## Begin PROVIDED DATA

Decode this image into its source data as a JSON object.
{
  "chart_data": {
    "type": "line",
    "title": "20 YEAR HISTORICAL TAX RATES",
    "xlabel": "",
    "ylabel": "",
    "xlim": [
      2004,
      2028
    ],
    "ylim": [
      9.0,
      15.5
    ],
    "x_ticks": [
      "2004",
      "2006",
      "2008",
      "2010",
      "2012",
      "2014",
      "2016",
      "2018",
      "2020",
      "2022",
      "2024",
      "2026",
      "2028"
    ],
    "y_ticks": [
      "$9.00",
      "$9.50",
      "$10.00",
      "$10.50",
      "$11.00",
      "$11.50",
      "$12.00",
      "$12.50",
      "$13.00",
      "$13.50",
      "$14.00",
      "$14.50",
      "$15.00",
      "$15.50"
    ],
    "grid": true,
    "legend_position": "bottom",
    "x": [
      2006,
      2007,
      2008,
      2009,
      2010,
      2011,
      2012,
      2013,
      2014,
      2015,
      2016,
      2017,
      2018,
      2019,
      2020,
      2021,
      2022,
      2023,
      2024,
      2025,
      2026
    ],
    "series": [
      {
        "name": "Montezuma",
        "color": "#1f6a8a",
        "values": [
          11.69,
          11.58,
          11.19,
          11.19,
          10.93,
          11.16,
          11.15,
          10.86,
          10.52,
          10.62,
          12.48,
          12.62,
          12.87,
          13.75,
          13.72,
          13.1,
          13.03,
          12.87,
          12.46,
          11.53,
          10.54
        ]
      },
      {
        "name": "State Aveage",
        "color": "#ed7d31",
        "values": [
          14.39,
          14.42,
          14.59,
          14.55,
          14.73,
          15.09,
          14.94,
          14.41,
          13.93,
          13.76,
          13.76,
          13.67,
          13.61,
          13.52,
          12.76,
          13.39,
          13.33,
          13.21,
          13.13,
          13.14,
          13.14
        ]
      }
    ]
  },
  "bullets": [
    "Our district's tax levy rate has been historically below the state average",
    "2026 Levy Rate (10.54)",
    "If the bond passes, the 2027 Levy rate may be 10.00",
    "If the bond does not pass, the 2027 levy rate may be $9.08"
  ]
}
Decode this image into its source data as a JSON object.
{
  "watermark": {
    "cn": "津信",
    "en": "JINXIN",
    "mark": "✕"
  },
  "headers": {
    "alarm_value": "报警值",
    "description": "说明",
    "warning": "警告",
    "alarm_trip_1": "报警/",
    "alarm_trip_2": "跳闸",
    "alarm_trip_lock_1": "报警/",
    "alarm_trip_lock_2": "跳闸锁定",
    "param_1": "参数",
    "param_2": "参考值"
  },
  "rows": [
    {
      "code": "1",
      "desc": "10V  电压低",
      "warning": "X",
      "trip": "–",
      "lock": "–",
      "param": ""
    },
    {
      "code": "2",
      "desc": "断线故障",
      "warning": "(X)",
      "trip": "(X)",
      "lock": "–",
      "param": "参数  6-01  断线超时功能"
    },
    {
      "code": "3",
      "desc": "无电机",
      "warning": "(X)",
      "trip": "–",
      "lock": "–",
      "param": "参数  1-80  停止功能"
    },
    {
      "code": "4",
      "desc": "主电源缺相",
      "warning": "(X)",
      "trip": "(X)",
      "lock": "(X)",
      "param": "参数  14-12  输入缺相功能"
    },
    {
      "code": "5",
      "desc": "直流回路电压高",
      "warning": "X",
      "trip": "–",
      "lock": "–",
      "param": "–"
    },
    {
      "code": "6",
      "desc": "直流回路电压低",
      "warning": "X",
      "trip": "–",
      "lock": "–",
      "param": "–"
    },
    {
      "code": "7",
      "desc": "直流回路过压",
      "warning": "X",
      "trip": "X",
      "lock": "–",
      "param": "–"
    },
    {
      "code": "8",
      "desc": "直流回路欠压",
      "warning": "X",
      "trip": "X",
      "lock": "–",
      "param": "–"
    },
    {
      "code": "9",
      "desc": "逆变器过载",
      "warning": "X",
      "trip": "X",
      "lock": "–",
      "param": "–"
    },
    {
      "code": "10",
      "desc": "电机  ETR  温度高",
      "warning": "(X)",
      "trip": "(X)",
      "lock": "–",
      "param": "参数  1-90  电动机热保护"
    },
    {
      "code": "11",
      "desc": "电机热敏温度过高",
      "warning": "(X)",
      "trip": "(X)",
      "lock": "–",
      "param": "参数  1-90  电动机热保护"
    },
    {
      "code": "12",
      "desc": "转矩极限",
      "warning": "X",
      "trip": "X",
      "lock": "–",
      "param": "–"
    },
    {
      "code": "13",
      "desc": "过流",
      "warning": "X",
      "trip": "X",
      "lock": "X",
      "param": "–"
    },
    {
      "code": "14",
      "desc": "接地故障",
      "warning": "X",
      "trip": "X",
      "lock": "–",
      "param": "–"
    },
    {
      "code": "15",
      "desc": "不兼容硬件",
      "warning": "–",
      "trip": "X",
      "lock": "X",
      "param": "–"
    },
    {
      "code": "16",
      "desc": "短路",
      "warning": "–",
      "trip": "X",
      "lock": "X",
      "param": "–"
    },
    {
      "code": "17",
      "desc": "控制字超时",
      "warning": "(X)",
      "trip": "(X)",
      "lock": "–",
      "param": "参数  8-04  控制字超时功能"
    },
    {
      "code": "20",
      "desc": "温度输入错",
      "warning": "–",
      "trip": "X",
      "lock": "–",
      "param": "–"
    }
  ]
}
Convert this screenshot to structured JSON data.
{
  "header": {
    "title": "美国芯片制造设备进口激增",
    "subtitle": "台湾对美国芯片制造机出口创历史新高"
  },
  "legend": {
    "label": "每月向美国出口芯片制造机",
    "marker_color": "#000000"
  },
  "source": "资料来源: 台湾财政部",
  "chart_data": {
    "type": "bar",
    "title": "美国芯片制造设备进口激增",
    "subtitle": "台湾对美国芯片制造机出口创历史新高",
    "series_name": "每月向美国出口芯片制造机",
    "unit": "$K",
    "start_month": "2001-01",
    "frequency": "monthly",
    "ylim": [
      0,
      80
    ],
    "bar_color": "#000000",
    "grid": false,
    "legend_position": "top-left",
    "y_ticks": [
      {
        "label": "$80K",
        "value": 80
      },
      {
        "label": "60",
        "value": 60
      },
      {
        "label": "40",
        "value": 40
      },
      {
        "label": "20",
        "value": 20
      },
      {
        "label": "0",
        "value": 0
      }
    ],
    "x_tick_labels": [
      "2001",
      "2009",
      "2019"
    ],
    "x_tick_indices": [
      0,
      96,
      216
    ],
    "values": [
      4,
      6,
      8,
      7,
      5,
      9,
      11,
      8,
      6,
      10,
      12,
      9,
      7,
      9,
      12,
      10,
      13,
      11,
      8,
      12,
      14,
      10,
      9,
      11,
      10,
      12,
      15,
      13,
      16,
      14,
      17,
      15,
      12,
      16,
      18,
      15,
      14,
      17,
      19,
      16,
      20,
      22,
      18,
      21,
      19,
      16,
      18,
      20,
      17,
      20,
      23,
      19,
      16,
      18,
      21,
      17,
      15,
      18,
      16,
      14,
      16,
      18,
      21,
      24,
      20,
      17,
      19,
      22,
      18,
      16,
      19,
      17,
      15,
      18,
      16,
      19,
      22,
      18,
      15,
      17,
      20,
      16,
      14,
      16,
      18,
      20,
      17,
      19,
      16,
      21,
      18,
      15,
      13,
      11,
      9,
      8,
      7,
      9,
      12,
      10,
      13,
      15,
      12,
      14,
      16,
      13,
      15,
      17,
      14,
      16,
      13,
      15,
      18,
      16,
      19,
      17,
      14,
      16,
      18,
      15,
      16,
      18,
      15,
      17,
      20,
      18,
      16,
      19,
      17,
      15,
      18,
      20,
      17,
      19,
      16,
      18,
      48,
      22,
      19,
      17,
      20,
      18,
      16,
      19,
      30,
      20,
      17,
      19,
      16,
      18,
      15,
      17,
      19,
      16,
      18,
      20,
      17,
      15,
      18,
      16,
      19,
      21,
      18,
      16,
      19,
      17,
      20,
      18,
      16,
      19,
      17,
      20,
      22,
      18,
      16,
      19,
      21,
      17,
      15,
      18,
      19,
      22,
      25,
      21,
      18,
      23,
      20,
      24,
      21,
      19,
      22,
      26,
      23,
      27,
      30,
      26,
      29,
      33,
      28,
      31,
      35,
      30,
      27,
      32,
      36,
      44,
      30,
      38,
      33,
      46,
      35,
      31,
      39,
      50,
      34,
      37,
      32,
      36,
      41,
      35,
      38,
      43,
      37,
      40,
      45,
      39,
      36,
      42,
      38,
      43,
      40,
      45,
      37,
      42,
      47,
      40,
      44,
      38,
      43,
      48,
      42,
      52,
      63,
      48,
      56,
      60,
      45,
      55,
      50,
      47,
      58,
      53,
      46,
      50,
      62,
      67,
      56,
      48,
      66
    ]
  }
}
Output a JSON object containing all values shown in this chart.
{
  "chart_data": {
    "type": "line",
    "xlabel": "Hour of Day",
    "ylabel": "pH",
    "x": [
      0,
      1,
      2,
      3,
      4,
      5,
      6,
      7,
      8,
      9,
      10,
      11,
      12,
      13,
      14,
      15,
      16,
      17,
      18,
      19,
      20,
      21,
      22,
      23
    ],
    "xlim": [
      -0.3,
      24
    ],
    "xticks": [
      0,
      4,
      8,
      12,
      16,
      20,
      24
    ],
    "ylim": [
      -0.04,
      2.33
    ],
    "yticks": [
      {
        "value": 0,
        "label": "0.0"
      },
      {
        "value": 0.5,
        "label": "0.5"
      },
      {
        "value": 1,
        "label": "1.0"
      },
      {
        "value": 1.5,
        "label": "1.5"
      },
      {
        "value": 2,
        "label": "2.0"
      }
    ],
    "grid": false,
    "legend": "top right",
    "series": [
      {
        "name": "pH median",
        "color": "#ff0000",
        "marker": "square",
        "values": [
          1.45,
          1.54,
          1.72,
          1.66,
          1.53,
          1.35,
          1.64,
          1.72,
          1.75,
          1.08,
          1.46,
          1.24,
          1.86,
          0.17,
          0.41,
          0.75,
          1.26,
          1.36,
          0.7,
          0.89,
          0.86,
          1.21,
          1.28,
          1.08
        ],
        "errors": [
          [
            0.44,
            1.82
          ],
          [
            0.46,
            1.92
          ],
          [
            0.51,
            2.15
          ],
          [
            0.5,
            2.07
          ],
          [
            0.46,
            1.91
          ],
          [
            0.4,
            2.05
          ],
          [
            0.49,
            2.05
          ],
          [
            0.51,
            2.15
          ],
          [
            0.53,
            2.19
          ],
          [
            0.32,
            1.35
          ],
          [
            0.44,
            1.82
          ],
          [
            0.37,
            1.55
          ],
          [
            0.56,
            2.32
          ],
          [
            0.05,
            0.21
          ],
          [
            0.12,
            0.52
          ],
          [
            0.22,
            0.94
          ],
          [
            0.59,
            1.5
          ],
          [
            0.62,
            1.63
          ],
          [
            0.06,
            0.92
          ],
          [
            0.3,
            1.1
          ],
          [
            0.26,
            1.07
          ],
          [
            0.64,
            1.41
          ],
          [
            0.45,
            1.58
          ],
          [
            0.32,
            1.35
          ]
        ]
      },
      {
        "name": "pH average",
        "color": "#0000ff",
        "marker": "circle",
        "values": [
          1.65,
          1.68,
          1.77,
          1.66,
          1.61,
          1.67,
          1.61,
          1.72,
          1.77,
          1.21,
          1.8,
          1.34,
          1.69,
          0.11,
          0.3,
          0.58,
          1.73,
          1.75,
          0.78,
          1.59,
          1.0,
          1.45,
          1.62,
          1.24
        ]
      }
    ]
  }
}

## End PROVIDED DATA

Show every line above in which the word "JSON" occurs.

Decode this image into its source data as a JSON object.
Decode this image into its source data as a JSON object.
Convert this screenshot to structured JSON data.
Output a JSON object containing all values shown in this chart.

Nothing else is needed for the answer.